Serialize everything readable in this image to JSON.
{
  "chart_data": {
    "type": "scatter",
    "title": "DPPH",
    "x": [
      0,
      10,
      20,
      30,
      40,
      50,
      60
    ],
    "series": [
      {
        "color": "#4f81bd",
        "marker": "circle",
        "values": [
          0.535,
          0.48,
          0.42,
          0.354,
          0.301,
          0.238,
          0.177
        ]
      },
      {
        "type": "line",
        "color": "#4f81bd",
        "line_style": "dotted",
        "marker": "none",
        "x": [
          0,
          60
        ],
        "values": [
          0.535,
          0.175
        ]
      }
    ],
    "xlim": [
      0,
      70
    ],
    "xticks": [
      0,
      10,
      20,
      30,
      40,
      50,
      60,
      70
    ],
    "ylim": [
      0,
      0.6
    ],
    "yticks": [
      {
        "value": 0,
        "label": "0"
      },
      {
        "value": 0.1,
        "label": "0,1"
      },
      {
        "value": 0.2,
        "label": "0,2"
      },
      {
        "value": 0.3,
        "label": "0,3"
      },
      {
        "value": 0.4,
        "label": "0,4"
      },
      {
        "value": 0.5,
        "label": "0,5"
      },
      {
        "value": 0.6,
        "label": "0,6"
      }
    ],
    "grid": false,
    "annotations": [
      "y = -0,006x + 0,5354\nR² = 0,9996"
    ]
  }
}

= Goal =
Reproduce the material in full, with no word added or dropped.

= Task solution =
Serialize everything readable in this image to JSON.
{
  "chart_data": {
    "type": "scatter",
    "title": "DPPH",
    "x": [
      0,
      10,
      20,
      30,
      40,
      50,
      60
    ],
    "series": [
      {
        "color": "#4f81bd",
        "marker": "circle",
        "values": [
          0.535,
          0.48,
          0.42,
          0.354,
          0.301,
          0.238,
          0.177
        ]
      },
      {
        "type": "line",
        "color": "#4f81bd",
        "line_style": "dotted",
        "marker": "none",
        "x": [
          0,
          60
        ],
        "values": [
          0.535,
          0.175
        ]
      }
    ],
    "xlim": [
      0,
      70
    ],
    "xticks": [
      0,
      10,
      20,
      30,
      40,
      50,
      60,
      70
    ],
    "ylim": [
      0,
      0.6
    ],
    "yticks": [
      {
        "value": 0,
        "label": "0"
      },
      {
        "value": 0.1,
        "label": "0,1"
      },
      {
        "value": 0.2,
        "label": "0,2"
      },
      {
        "value": 0.3,
        "label": "0,3"
      },
      {
        "value": 0.4,
        "label": "0,4"
      },
      {
        "value": 0.5,
        "label": "0,5"
      },
      {
        "value": 0.6,
        "label": "0,6"
      }
    ],
    "grid": false,
    "annotations": [
      "y = -0,006x + 0,5354\nR² = 0,9996"
    ]
  }
}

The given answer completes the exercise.